▶ _DATA FOR THE TASK_
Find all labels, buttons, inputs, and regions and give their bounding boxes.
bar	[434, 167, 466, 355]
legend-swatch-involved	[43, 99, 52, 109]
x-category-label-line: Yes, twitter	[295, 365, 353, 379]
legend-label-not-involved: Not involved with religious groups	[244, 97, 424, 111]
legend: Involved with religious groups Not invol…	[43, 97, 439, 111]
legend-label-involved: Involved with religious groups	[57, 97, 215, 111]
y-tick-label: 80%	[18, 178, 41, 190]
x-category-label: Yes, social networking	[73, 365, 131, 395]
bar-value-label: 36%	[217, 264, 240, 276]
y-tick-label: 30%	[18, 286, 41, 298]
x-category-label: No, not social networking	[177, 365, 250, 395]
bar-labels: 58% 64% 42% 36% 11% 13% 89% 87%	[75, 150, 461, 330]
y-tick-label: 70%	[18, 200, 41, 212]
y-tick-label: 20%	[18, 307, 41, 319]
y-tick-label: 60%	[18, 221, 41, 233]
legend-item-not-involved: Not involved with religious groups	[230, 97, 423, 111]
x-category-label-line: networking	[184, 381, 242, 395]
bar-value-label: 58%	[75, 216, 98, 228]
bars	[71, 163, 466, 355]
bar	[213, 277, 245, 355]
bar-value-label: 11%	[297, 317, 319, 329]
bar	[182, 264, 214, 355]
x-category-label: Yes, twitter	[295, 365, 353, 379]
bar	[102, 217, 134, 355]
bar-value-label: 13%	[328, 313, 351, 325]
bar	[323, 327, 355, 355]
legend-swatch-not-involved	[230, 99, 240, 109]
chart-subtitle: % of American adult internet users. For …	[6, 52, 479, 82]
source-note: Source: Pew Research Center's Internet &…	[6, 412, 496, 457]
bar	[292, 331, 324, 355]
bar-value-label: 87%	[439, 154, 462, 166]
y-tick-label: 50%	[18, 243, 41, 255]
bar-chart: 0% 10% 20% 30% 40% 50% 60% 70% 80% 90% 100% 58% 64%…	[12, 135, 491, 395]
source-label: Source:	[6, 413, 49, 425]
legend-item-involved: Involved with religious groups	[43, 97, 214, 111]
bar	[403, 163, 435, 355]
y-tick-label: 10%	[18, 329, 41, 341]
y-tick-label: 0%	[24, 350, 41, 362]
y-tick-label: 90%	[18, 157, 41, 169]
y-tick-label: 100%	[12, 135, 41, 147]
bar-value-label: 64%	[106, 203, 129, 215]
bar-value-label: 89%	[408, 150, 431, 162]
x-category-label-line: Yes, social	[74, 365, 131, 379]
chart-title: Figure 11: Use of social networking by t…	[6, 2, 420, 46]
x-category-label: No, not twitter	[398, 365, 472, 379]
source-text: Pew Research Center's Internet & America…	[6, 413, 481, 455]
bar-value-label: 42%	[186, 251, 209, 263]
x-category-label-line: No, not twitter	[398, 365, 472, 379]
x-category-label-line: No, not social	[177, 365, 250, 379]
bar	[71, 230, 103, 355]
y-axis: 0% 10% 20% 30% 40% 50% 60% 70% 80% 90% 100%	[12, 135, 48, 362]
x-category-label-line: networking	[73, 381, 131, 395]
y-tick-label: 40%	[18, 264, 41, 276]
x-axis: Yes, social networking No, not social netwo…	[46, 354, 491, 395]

▶ _DESCRIPTION OF THE TASK_
Copy out every item above, keeping each line and its characters unchanged.

▶ _PROBLEM SOLUTION_
Find all labels, buttons, inputs, and regions and give their bounding boxes.
bar	[434, 167, 466, 355]
legend-swatch-involved	[43, 99, 52, 109]
x-category-label-line: Yes, twitter	[295, 365, 353, 379]
legend-label-not-involved: Not involved with religious groups	[244, 97, 424, 111]
legend: Involved with religious groups Not invol…	[43, 97, 439, 111]
legend-label-involved: Involved with religious groups	[57, 97, 215, 111]
y-tick-label: 80%	[18, 178, 41, 190]
x-category-label: Yes, social networking	[73, 365, 131, 395]
bar-value-label: 36%	[217, 264, 240, 276]
y-tick-label: 30%	[18, 286, 41, 298]
x-category-label: No, not social networking	[177, 365, 250, 395]
bar-labels: 58% 64% 42% 36% 11% 13% 89% 87%	[75, 150, 461, 330]
y-tick-label: 70%	[18, 200, 41, 212]
y-tick-label: 20%	[18, 307, 41, 319]
y-tick-label: 60%	[18, 221, 41, 233]
legend-item-not-involved: Not involved with religious groups	[230, 97, 423, 111]
x-category-label-line: networking	[184, 381, 242, 395]
bar-value-label: 58%	[75, 216, 98, 228]
bars	[71, 163, 466, 355]
bar	[213, 277, 245, 355]
bar-value-label: 11%	[297, 317, 319, 329]
bar	[182, 264, 214, 355]
x-category-label: Yes, twitter	[295, 365, 353, 379]
bar	[102, 217, 134, 355]
bar-value-label: 13%	[328, 313, 351, 325]
bar	[323, 327, 355, 355]
legend-swatch-not-involved	[230, 99, 240, 109]
chart-subtitle: % of American adult internet users. For …	[6, 52, 479, 82]
source-note: Source: Pew Research Center's Internet &…	[6, 412, 496, 457]
bar	[292, 331, 324, 355]
bar-value-label: 87%	[439, 154, 462, 166]
y-tick-label: 50%	[18, 243, 41, 255]
bar-chart: 0% 10% 20% 30% 40% 50% 60% 70% 80% 90% 100% 58% 64%…	[12, 135, 491, 395]
source-label: Source:	[6, 413, 49, 425]
legend-item-involved: Involved with religious groups	[43, 97, 214, 111]
bar	[403, 163, 435, 355]
y-tick-label: 10%	[18, 329, 41, 341]
y-tick-label: 0%	[24, 350, 41, 362]
y-tick-label: 90%	[18, 157, 41, 169]
y-tick-label: 100%	[12, 135, 41, 147]
bar-value-label: 64%	[106, 203, 129, 215]
bar-value-label: 89%	[408, 150, 431, 162]
x-category-label-line: Yes, social	[74, 365, 131, 379]
chart-title: Figure 11: Use of social networking by t…	[6, 2, 420, 46]
x-category-label: No, not twitter	[398, 365, 472, 379]
source-text: Pew Research Center's Internet & America…	[6, 413, 481, 455]
bar-value-label: 42%	[186, 251, 209, 263]
x-category-label-line: No, not twitter	[398, 365, 472, 379]
x-category-label-line: No, not social	[177, 365, 250, 379]
bar	[71, 230, 103, 355]
y-axis: 0% 10% 20% 30% 40% 50% 60% 70% 80% 90% 100%	[12, 135, 48, 362]
x-category-label-line: networking	[73, 381, 131, 395]
y-tick-label: 40%	[18, 264, 41, 276]
x-axis: Yes, social networking No, not social netwo…	[46, 354, 491, 395]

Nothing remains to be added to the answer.